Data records
— start —

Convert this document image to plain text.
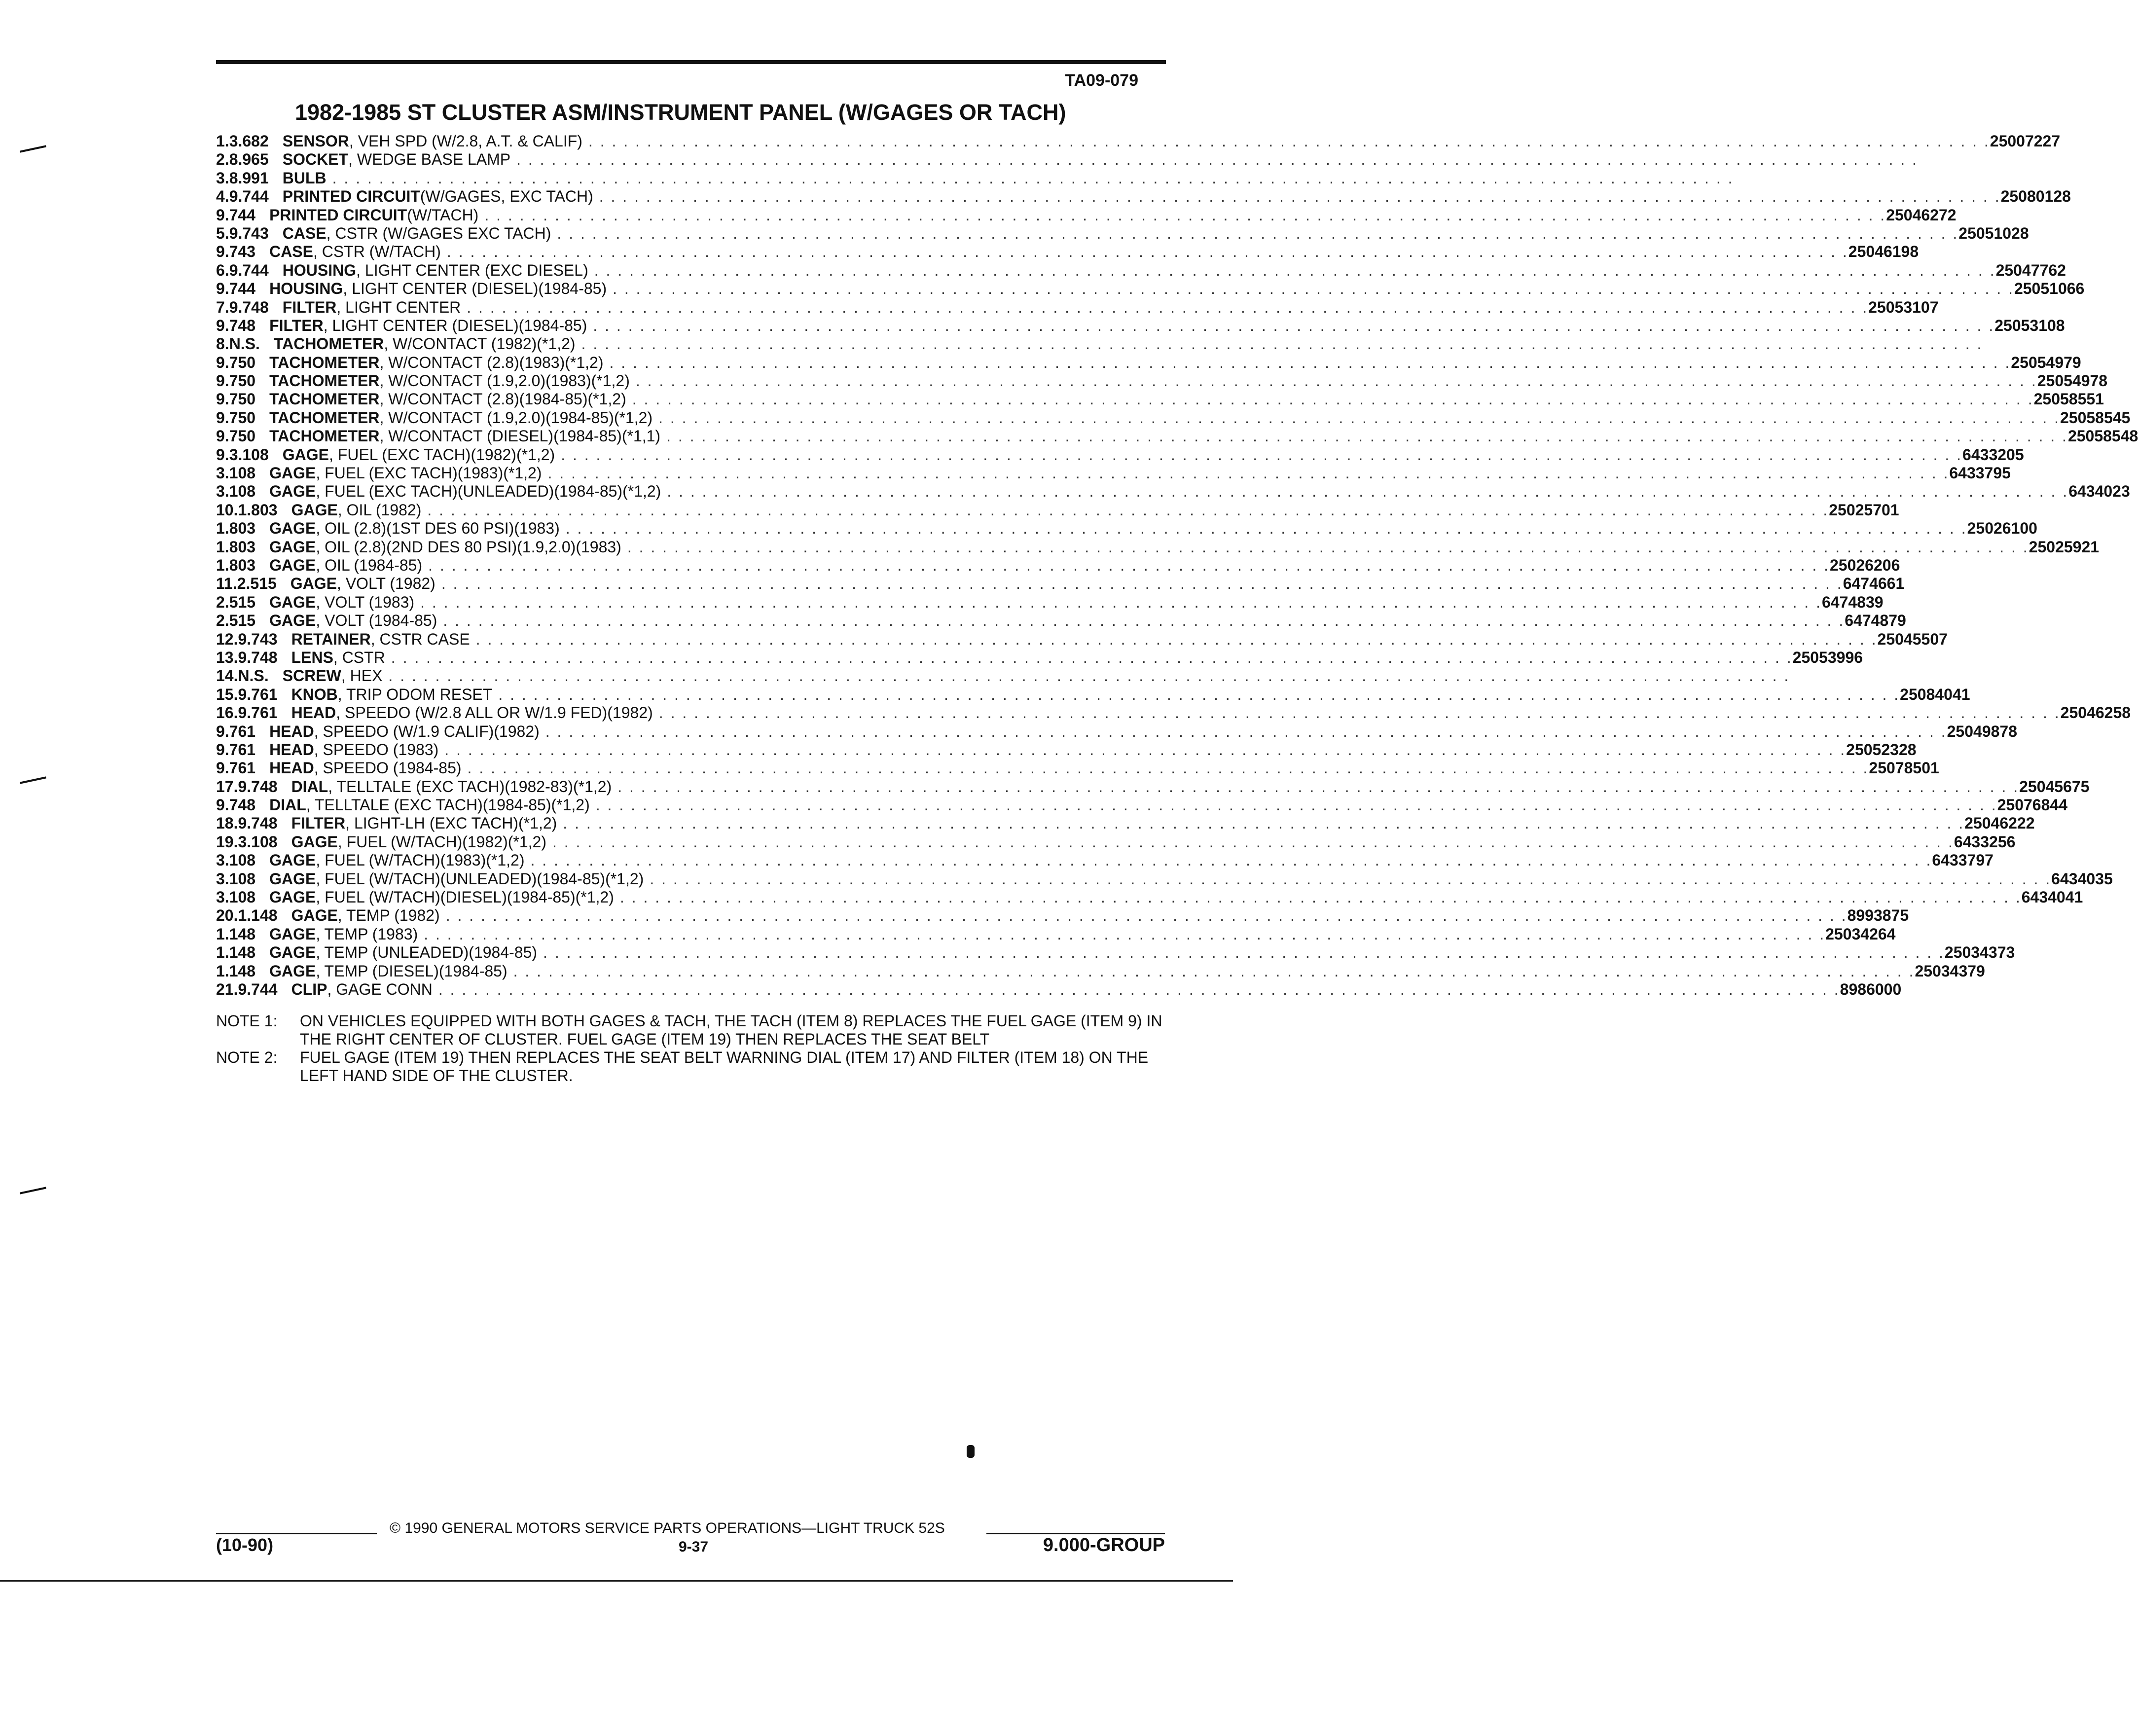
TA09-079
1982-1985 ST CLUSTER ASM/INSTRUMENT PANEL (W/GAGES OR TACH)
1. 3.682 SENSOR , VEH SPD (W/2.8, A.T. & CALIF) . . . . . . . . . . . . . . . . . . . . . . . . . . . . . . . . . . . . . . . . . . . . . . . . . . . . . . . . . . . . . . . . . . . . . . . . . . . . . . . . . . . . . . . . . . . . . . . . . . . . . . . . . . . . . . . . . . . . . . . . 25007227
2. 8.965 SOCKET , WEDGE BASE LAMP . . . . . . . . . . . . . . . . . . . . . . . . . . . . . . . . . . . . . . . . . . . . . . . . . . . . . . . . . . . . . . . . . . . . . . . . . . . . . . . . . . . . . . . . . . . . . . . . . . . . . . . . . . . . . . . . . . . . . . . .
3. 8.991 BULB . . . . . . . . . . . . . . . . . . . . . . . . . . . . . . . . . . . . . . . . . . . . . . . . . . . . . . . . . . . . . . . . . . . . . . . . . . . . . . . . . . . . . . . . . . . . . . . . . . . . . . . . . . . . . . . . . . . . . . . .
4. 9.744 PRINTED CIRCUIT (W/GAGES, EXC TACH) . . . . . . . . . . . . . . . . . . . . . . . . . . . . . . . . . . . . . . . . . . . . . . . . . . . . . . . . . . . . . . . . . . . . . . . . . . . . . . . . . . . . . . . . . . . . . . . . . . . . . . . . . . . . . . . . . . . . . . . . 25080128
9.744 PRINTED CIRCUIT (W/TACH) . . . . . . . . . . . . . . . . . . . . . . . . . . . . . . . . . . . . . . . . . . . . . . . . . . . . . . . . . . . . . . . . . . . . . . . . . . . . . . . . . . . . . . . . . . . . . . . . . . . . . . . . . . . . . . . . . . . . . . . . 25046272
5. 9.743 CASE , CSTR (W/GAGES EXC TACH) . . . . . . . . . . . . . . . . . . . . . . . . . . . . . . . . . . . . . . . . . . . . . . . . . . . . . . . . . . . . . . . . . . . . . . . . . . . . . . . . . . . . . . . . . . . . . . . . . . . . . . . . . . . . . . . . . . . . . . . . 25051028
9.743 CASE , CSTR (W/TACH) . . . . . . . . . . . . . . . . . . . . . . . . . . . . . . . . . . . . . . . . . . . . . . . . . . . . . . . . . . . . . . . . . . . . . . . . . . . . . . . . . . . . . . . . . . . . . . . . . . . . . . . . . . . . . . . . . . . . . . . . 25046198
6. 9.744 HOUSING , LIGHT CENTER (EXC DIESEL) . . . . . . . . . . . . . . . . . . . . . . . . . . . . . . . . . . . . . . . . . . . . . . . . . . . . . . . . . . . . . . . . . . . . . . . . . . . . . . . . . . . . . . . . . . . . . . . . . . . . . . . . . . . . . . . . . . . . . . . . 25047762
9.744 HOUSING , LIGHT CENTER (DIESEL)(1984-85) . . . . . . . . . . . . . . . . . . . . . . . . . . . . . . . . . . . . . . . . . . . . . . . . . . . . . . . . . . . . . . . . . . . . . . . . . . . . . . . . . . . . . . . . . . . . . . . . . . . . . . . . . . . . . . . . . . . . . . . . 25051066
7. 9.748 FILTER , LIGHT CENTER . . . . . . . . . . . . . . . . . . . . . . . . . . . . . . . . . . . . . . . . . . . . . . . . . . . . . . . . . . . . . . . . . . . . . . . . . . . . . . . . . . . . . . . . . . . . . . . . . . . . . . . . . . . . . . . . . . . . . . . . 25053107
9.748 FILTER , LIGHT CENTER (DIESEL)(1984-85) . . . . . . . . . . . . . . . . . . . . . . . . . . . . . . . . . . . . . . . . . . . . . . . . . . . . . . . . . . . . . . . . . . . . . . . . . . . . . . . . . . . . . . . . . . . . . . . . . . . . . . . . . . . . . . . . . . . . . . . . 25053108
8. N.S. TACHOMETER , W/CONTACT (1982)(*1,2) . . . . . . . . . . . . . . . . . . . . . . . . . . . . . . . . . . . . . . . . . . . . . . . . . . . . . . . . . . . . . . . . . . . . . . . . . . . . . . . . . . . . . . . . . . . . . . . . . . . . . . . . . . . . . . . . . . . . . . . .
9.750 TACHOMETER , W/CONTACT (2.8)(1983)(*1,2) . . . . . . . . . . . . . . . . . . . . . . . . . . . . . . . . . . . . . . . . . . . . . . . . . . . . . . . . . . . . . . . . . . . . . . . . . . . . . . . . . . . . . . . . . . . . . . . . . . . . . . . . . . . . . . . . . . . . . . . . 25054979
9.750 TACHOMETER , W/CONTACT (1.9,2.0)(1983)(*1,2) . . . . . . . . . . . . . . . . . . . . . . . . . . . . . . . . . . . . . . . . . . . . . . . . . . . . . . . . . . . . . . . . . . . . . . . . . . . . . . . . . . . . . . . . . . . . . . . . . . . . . . . . . . . . . . . . . . . . . . . . 25054978
9.750 TACHOMETER , W/CONTACT (2.8)(1984-85)(*1,2) . . . . . . . . . . . . . . . . . . . . . . . . . . . . . . . . . . . . . . . . . . . . . . . . . . . . . . . . . . . . . . . . . . . . . . . . . . . . . . . . . . . . . . . . . . . . . . . . . . . . . . . . . . . . . . . . . . . . . . . . 25058551
9.750 TACHOMETER , W/CONTACT (1.9,2.0)(1984-85)(*1,2) . . . . . . . . . . . . . . . . . . . . . . . . . . . . . . . . . . . . . . . . . . . . . . . . . . . . . . . . . . . . . . . . . . . . . . . . . . . . . . . . . . . . . . . . . . . . . . . . . . . . . . . . . . . . . . . . . . . . . . . . 25058545
9.750 TACHOMETER , W/CONTACT (DIESEL)(1984-85)(*1,1) . . . . . . . . . . . . . . . . . . . . . . . . . . . . . . . . . . . . . . . . . . . . . . . . . . . . . . . . . . . . . . . . . . . . . . . . . . . . . . . . . . . . . . . . . . . . . . . . . . . . . . . . . . . . . . . . . . . . . . . . 25058548
9. 3.108 GAGE , FUEL (EXC TACH)(1982)(*1,2) . . . . . . . . . . . . . . . . . . . . . . . . . . . . . . . . . . . . . . . . . . . . . . . . . . . . . . . . . . . . . . . . . . . . . . . . . . . . . . . . . . . . . . . . . . . . . . . . . . . . . . . . . . . . . . . . . . . . . . . . 6433205
3.108 GAGE , FUEL (EXC TACH)(1983)(*1,2) . . . . . . . . . . . . . . . . . . . . . . . . . . . . . . . . . . . . . . . . . . . . . . . . . . . . . . . . . . . . . . . . . . . . . . . . . . . . . . . . . . . . . . . . . . . . . . . . . . . . . . . . . . . . . . . . . . . . . . . . 6433795
3.108 GAGE , FUEL (EXC TACH)(UNLEADED)(1984-85)(*1,2) . . . . . . . . . . . . . . . . . . . . . . . . . . . . . . . . . . . . . . . . . . . . . . . . . . . . . . . . . . . . . . . . . . . . . . . . . . . . . . . . . . . . . . . . . . . . . . . . . . . . . . . . . . . . . . . . . . . . . . . . 6434023
10. 1.803 GAGE , OIL (1982) . . . . . . . . . . . . . . . . . . . . . . . . . . . . . . . . . . . . . . . . . . . . . . . . . . . . . . . . . . . . . . . . . . . . . . . . . . . . . . . . . . . . . . . . . . . . . . . . . . . . . . . . . . . . . . . . . . . . . . . . 25025701
1.803 GAGE , OIL (2.8)(1ST DES 60 PSI)(1983) . . . . . . . . . . . . . . . . . . . . . . . . . . . . . . . . . . . . . . . . . . . . . . . . . . . . . . . . . . . . . . . . . . . . . . . . . . . . . . . . . . . . . . . . . . . . . . . . . . . . . . . . . . . . . . . . . . . . . . . . 25026100
1.803 GAGE , OIL (2.8)(2ND DES 80 PSI)(1.9,2.0)(1983) . . . . . . . . . . . . . . . . . . . . . . . . . . . . . . . . . . . . . . . . . . . . . . . . . . . . . . . . . . . . . . . . . . . . . . . . . . . . . . . . . . . . . . . . . . . . . . . . . . . . . . . . . . . . . . . . . . . . . . . . 25025921
1.803 GAGE , OIL (1984-85) . . . . . . . . . . . . . . . . . . . . . . . . . . . . . . . . . . . . . . . . . . . . . . . . . . . . . . . . . . . . . . . . . . . . . . . . . . . . . . . . . . . . . . . . . . . . . . . . . . . . . . . . . . . . . . . . . . . . . . . . 25026206
11. 2.515 GAGE , VOLT (1982) . . . . . . . . . . . . . . . . . . . . . . . . . . . . . . . . . . . . . . . . . . . . . . . . . . . . . . . . . . . . . . . . . . . . . . . . . . . . . . . . . . . . . . . . . . . . . . . . . . . . . . . . . . . . . . . . . . . . . . . . 6474661
2.515 GAGE , VOLT (1983) . . . . . . . . . . . . . . . . . . . . . . . . . . . . . . . . . . . . . . . . . . . . . . . . . . . . . . . . . . . . . . . . . . . . . . . . . . . . . . . . . . . . . . . . . . . . . . . . . . . . . . . . . . . . . . . . . . . . . . . . 6474839
2.515 GAGE , VOLT (1984-85) . . . . . . . . . . . . . . . . . . . . . . . . . . . . . . . . . . . . . . . . . . . . . . . . . . . . . . . . . . . . . . . . . . . . . . . . . . . . . . . . . . . . . . . . . . . . . . . . . . . . . . . . . . . . . . . . . . . . . . . . 6474879
12. 9.743 RETAINER , CSTR CASE . . . . . . . . . . . . . . . . . . . . . . . . . . . . . . . . . . . . . . . . . . . . . . . . . . . . . . . . . . . . . . . . . . . . . . . . . . . . . . . . . . . . . . . . . . . . . . . . . . . . . . . . . . . . . . . . . . . . . . . . 25045507
13. 9.748 LENS , CSTR . . . . . . . . . . . . . . . . . . . . . . . . . . . . . . . . . . . . . . . . . . . . . . . . . . . . . . . . . . . . . . . . . . . . . . . . . . . . . . . . . . . . . . . . . . . . . . . . . . . . . . . . . . . . . . . . . . . . . . . . 25053996
14. N.S. SCREW , HEX . . . . . . . . . . . . . . . . . . . . . . . . . . . . . . . . . . . . . . . . . . . . . . . . . . . . . . . . . . . . . . . . . . . . . . . . . . . . . . . . . . . . . . . . . . . . . . . . . . . . . . . . . . . . . . . . . . . . . . . .
15. 9.761 KNOB , TRIP ODOM RESET . . . . . . . . . . . . . . . . . . . . . . . . . . . . . . . . . . . . . . . . . . . . . . . . . . . . . . . . . . . . . . . . . . . . . . . . . . . . . . . . . . . . . . . . . . . . . . . . . . . . . . . . . . . . . . . . . . . . . . . . 25084041
16. 9.761 HEAD , SPEEDO (W/2.8 ALL OR W/1.9 FED)(1982) . . . . . . . . . . . . . . . . . . . . . . . . . . . . . . . . . . . . . . . . . . . . . . . . . . . . . . . . . . . . . . . . . . . . . . . . . . . . . . . . . . . . . . . . . . . . . . . . . . . . . . . . . . . . . . . . . . . . . . . . 25046258
9.761 HEAD , SPEEDO (W/1.9 CALIF)(1982) . . . . . . . . . . . . . . . . . . . . . . . . . . . . . . . . . . . . . . . . . . . . . . . . . . . . . . . . . . . . . . . . . . . . . . . . . . . . . . . . . . . . . . . . . . . . . . . . . . . . . . . . . . . . . . . . . . . . . . . . 25049878
9.761 HEAD , SPEEDO (1983) . . . . . . . . . . . . . . . . . . . . . . . . . . . . . . . . . . . . . . . . . . . . . . . . . . . . . . . . . . . . . . . . . . . . . . . . . . . . . . . . . . . . . . . . . . . . . . . . . . . . . . . . . . . . . . . . . . . . . . . . 25052328
9.761 HEAD , SPEEDO (1984-85) . . . . . . . . . . . . . . . . . . . . . . . . . . . . . . . . . . . . . . . . . . . . . . . . . . . . . . . . . . . . . . . . . . . . . . . . . . . . . . . . . . . . . . . . . . . . . . . . . . . . . . . . . . . . . . . . . . . . . . . . 25078501
17. 9.748 DIAL , TELLTALE (EXC TACH)(1982-83)(*1,2) . . . . . . . . . . . . . . . . . . . . . . . . . . . . . . . . . . . . . . . . . . . . . . . . . . . . . . . . . . . . . . . . . . . . . . . . . . . . . . . . . . . . . . . . . . . . . . . . . . . . . . . . . . . . . . . . . . . . . . . . 25045675
9.748 DIAL , TELLTALE (EXC TACH)(1984-85)(*1,2) . . . . . . . . . . . . . . . . . . . . . . . . . . . . . . . . . . . . . . . . . . . . . . . . . . . . . . . . . . . . . . . . . . . . . . . . . . . . . . . . . . . . . . . . . . . . . . . . . . . . . . . . . . . . . . . . . . . . . . . . 25076844
18. 9.748 FILTER , LIGHT-LH (EXC TACH)(*1,2) . . . . . . . . . . . . . . . . . . . . . . . . . . . . . . . . . . . . . . . . . . . . . . . . . . . . . . . . . . . . . . . . . . . . . . . . . . . . . . . . . . . . . . . . . . . . . . . . . . . . . . . . . . . . . . . . . . . . . . . . 25046222
19. 3.108 GAGE , FUEL (W/TACH)(1982)(*1,2) . . . . . . . . . . . . . . . . . . . . . . . . . . . . . . . . . . . . . . . . . . . . . . . . . . . . . . . . . . . . . . . . . . . . . . . . . . . . . . . . . . . . . . . . . . . . . . . . . . . . . . . . . . . . . . . . . . . . . . . . 6433256
3.108 GAGE , FUEL (W/TACH)(1983)(*1,2) . . . . . . . . . . . . . . . . . . . . . . . . . . . . . . . . . . . . . . . . . . . . . . . . . . . . . . . . . . . . . . . . . . . . . . . . . . . . . . . . . . . . . . . . . . . . . . . . . . . . . . . . . . . . . . . . . . . . . . . . 6433797
3.108 GAGE , FUEL (W/TACH)(UNLEADED)(1984-85)(*1,2) . . . . . . . . . . . . . . . . . . . . . . . . . . . . . . . . . . . . . . . . . . . . . . . . . . . . . . . . . . . . . . . . . . . . . . . . . . . . . . . . . . . . . . . . . . . . . . . . . . . . . . . . . . . . . . . . . . . . . . . . 6434035
3.108 GAGE , FUEL (W/TACH)(DIESEL)(1984-85)(*1,2) . . . . . . . . . . . . . . . . . . . . . . . . . . . . . . . . . . . . . . . . . . . . . . . . . . . . . . . . . . . . . . . . . . . . . . . . . . . . . . . . . . . . . . . . . . . . . . . . . . . . . . . . . . . . . . . . . . . . . . . . 6434041
20. 1.148 GAGE , TEMP (1982) . . . . . . . . . . . . . . . . . . . . . . . . . . . . . . . . . . . . . . . . . . . . . . . . . . . . . . . . . . . . . . . . . . . . . . . . . . . . . . . . . . . . . . . . . . . . . . . . . . . . . . . . . . . . . . . . . . . . . . . . 8993875
1.148 GAGE , TEMP (1983) . . . . . . . . . . . . . . . . . . . . . . . . . . . . . . . . . . . . . . . . . . . . . . . . . . . . . . . . . . . . . . . . . . . . . . . . . . . . . . . . . . . . . . . . . . . . . . . . . . . . . . . . . . . . . . . . . . . . . . . . 25034264
1.148 GAGE , TEMP (UNLEADED)(1984-85) . . . . . . . . . . . . . . . . . . . . . . . . . . . . . . . . . . . . . . . . . . . . . . . . . . . . . . . . . . . . . . . . . . . . . . . . . . . . . . . . . . . . . . . . . . . . . . . . . . . . . . . . . . . . . . . . . . . . . . . . 25034373
1.148 GAGE , TEMP (DIESEL)(1984-85) . . . . . . . . . . . . . . . . . . . . . . . . . . . . . . . . . . . . . . . . . . . . . . . . . . . . . . . . . . . . . . . . . . . . . . . . . . . . . . . . . . . . . . . . . . . . . . . . . . . . . . . . . . . . . . . . . . . . . . . . 25034379
21. 9.744 CLIP , GAGE CONN . . . . . . . . . . . . . . . . . . . . . . . . . . . . . . . . . . . . . . . . . . . . . . . . . . . . . . . . . . . . . . . . . . . . . . . . . . . . . . . . . . . . . . . . . . . . . . . . . . . . . . . . . . . . . . . . . . . . . . . . 8986000
NOTE 1:	ON VEHICLES EQUIPPED WITH BOTH GAGES & TACH, THE TACH (ITEM 8) REPLACES THE FUEL GAGE (ITEM 9) IN THE RIGHT CENTER OF CLUSTER. FUEL GAGE (ITEM 19) THEN REPLACES THE SEAT BELT
NOTE 2:	FUEL GAGE (ITEM 19) THEN REPLACES THE SEAT BELT WARNING DIAL (ITEM 17) AND FILTER (ITEM 18) ON THE LEFT HAND SIDE OF THE CLUSTER.
© 1990 GENERAL MOTORS SERVICE PARTS OPERATIONS—LIGHT TRUCK 52S
(10-90)	9-37	9.000-GROUP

— end —

# WRITTEN PROBLEM
Pick out the lines containing the string "DIAL".

# RESPONSE TO THE EXERCISE
17. 9.748 DIAL , TELLTALE (EXC TACH)(1982-83)(*1,2) . . . . . . . . . . . . . . . . . . . . . . . . . . . . . . . . . . . . . . . . . . . . . . . . . . . . . . . . . . . . . . . . . . . . . . . . . . . . . . . . . . . . . . . . . . . . . . . . . . . . . . . . . . . . . . . . . . . . . . . . 25045675
9.748 DIAL , TELLTALE (EXC TACH)(1984-85)(*1,2) . . . . . . . . . . . . . . . . . . . . . . . . . . . . . . . . . . . . . . . . . . . . . . . . . . . . . . . . . . . . . . . . . . . . . . . . . . . . . . . . . . . . . . . . . . . . . . . . . . . . . . . . . . . . . . . . . . . . . . . . 25076844
NOTE 2:	FUEL GAGE (ITEM 19) THEN REPLACES THE SEAT BELT WARNING DIAL (ITEM 17) AND FILTER (ITEM 18) ON THE LEFT HAND SIDE OF THE CLUSTER.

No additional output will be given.